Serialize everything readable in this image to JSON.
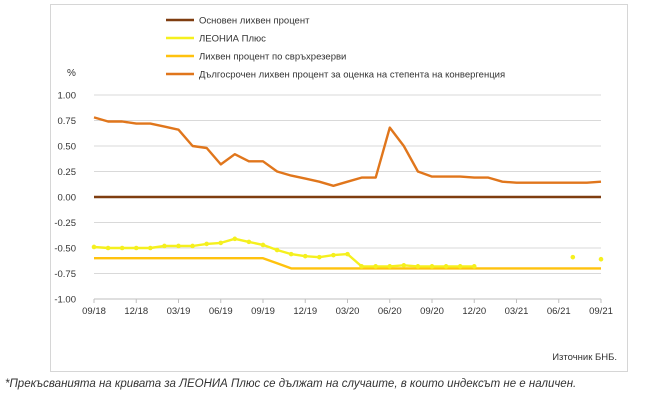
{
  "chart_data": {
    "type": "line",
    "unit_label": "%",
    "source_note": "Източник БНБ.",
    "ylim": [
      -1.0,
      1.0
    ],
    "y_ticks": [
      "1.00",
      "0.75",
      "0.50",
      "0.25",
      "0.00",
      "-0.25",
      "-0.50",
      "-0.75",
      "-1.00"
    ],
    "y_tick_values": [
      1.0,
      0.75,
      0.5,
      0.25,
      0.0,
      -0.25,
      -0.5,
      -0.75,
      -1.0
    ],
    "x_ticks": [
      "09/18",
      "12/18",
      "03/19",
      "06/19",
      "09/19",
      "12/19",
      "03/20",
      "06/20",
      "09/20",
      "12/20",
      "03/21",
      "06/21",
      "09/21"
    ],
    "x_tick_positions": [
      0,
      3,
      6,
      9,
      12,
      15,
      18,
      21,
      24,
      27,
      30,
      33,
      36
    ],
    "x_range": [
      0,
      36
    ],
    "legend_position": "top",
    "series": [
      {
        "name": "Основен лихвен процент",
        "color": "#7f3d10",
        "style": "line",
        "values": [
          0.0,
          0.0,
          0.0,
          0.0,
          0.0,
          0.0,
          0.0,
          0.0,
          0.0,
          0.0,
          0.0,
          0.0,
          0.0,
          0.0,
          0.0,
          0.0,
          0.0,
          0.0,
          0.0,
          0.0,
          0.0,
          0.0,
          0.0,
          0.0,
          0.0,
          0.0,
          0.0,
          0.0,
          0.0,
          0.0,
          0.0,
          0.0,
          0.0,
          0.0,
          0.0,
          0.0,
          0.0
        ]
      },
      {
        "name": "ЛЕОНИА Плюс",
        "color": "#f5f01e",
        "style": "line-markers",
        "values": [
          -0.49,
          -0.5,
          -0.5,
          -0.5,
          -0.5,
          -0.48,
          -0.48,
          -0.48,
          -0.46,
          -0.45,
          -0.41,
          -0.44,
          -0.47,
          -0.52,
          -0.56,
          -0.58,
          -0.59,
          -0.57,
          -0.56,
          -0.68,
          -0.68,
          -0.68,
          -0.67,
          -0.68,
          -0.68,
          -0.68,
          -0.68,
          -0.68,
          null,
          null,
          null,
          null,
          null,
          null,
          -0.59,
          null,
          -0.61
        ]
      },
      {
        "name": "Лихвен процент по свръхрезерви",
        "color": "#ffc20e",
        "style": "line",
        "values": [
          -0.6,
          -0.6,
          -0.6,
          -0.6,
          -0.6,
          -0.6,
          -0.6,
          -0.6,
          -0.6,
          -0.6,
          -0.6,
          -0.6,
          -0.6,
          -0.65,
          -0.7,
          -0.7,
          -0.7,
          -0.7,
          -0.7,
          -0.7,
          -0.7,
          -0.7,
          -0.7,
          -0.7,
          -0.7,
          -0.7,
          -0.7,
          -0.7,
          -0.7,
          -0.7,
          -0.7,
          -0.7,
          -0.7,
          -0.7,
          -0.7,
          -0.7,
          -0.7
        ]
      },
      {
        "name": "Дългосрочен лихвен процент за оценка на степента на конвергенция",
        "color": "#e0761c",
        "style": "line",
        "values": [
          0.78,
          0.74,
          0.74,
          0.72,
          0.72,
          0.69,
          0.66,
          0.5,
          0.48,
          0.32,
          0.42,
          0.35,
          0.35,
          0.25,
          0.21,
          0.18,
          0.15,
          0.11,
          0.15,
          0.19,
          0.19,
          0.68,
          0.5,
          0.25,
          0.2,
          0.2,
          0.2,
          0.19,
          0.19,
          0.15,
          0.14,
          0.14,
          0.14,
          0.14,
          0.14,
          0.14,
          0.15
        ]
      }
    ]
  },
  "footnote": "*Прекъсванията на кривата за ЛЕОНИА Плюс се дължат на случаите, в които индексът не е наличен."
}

* * * * * * *

▶ **EXERCISE TASK**:
Take every line above carrying "процент" and return it.

▶ **COMPLETED TASK**:
        "name": "Основен лихвен процент",
        "name": "Лихвен процент по свръхрезерви",
        "name": "Дългосрочен лихвен процент за оценка на степента на конвергенция",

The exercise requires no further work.